§ **WHAT TO PRODUCE**: Exactly repeat the full listing that follows.

━━━ MATERIALS PROVIDED ━━━

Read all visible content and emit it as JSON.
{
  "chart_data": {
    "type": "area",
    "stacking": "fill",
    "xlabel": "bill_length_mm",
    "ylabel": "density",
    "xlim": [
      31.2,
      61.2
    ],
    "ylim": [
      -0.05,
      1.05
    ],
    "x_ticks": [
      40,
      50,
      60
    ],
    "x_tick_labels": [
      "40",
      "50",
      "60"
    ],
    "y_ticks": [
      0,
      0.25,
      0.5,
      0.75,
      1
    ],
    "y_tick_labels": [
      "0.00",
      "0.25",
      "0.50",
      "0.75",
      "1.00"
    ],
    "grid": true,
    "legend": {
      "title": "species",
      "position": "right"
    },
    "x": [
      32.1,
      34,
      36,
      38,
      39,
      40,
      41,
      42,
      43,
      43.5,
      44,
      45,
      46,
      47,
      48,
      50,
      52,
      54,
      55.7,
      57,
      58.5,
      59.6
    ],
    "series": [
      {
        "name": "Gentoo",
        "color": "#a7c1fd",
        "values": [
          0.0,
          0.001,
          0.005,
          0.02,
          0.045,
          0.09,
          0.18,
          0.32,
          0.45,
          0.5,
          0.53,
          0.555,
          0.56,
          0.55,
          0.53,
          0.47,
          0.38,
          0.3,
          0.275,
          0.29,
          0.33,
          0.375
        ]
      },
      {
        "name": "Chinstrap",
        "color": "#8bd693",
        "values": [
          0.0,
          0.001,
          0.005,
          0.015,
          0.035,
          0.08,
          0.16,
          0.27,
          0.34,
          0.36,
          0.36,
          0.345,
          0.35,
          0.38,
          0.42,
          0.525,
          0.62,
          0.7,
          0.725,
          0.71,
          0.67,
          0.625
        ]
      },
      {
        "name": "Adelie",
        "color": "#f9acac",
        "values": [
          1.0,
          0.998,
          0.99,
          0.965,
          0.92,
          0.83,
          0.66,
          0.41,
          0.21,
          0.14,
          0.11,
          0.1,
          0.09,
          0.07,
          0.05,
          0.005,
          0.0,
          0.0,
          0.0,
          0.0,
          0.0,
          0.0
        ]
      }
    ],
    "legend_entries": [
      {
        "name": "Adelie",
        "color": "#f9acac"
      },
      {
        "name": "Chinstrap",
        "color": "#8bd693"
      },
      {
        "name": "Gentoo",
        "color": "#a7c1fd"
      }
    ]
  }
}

━━━

§ **SOLUTION**:
Read all visible content and emit it as JSON.
{
  "chart_data": {
    "type": "area",
    "stacking": "fill",
    "xlabel": "bill_length_mm",
    "ylabel": "density",
    "xlim": [
      31.2,
      61.2
    ],
    "ylim": [
      -0.05,
      1.05
    ],
    "x_ticks": [
      40,
      50,
      60
    ],
    "x_tick_labels": [
      "40",
      "50",
      "60"
    ],
    "y_ticks": [
      0,
      0.25,
      0.5,
      0.75,
      1
    ],
    "y_tick_labels": [
      "0.00",
      "0.25",
      "0.50",
      "0.75",
      "1.00"
    ],
    "grid": true,
    "legend": {
      "title": "species",
      "position": "right"
    },
    "x": [
      32.1,
      34,
      36,
      38,
      39,
      40,
      41,
      42,
      43,
      43.5,
      44,
      45,
      46,
      47,
      48,
      50,
      52,
      54,
      55.7,
      57,
      58.5,
      59.6
    ],
    "series": [
      {
        "name": "Gentoo",
        "color": "#a7c1fd",
        "values": [
          0.0,
          0.001,
          0.005,
          0.02,
          0.045,
          0.09,
          0.18,
          0.32,
          0.45,
          0.5,
          0.53,
          0.555,
          0.56,
          0.55,
          0.53,
          0.47,
          0.38,
          0.3,
          0.275,
          0.29,
          0.33,
          0.375
        ]
      },
      {
        "name": "Chinstrap",
        "color": "#8bd693",
        "values": [
          0.0,
          0.001,
          0.005,
          0.015,
          0.035,
          0.08,
          0.16,
          0.27,
          0.34,
          0.36,
          0.36,
          0.345,
          0.35,
          0.38,
          0.42,
          0.525,
          0.62,
          0.7,
          0.725,
          0.71,
          0.67,
          0.625
        ]
      },
      {
        "name": "Adelie",
        "color": "#f9acac",
        "values": [
          1.0,
          0.998,
          0.99,
          0.965,
          0.92,
          0.83,
          0.66,
          0.41,
          0.21,
          0.14,
          0.11,
          0.1,
          0.09,
          0.07,
          0.05,
          0.005,
          0.0,
          0.0,
          0.0,
          0.0,
          0.0,
          0.0
        ]
      }
    ],
    "legend_entries": [
      {
        "name": "Adelie",
        "color": "#f9acac"
      },
      {
        "name": "Chinstrap",
        "color": "#8bd693"
      },
      {
        "name": "Gentoo",
        "color": "#a7c1fd"
      }
    ]
  }
}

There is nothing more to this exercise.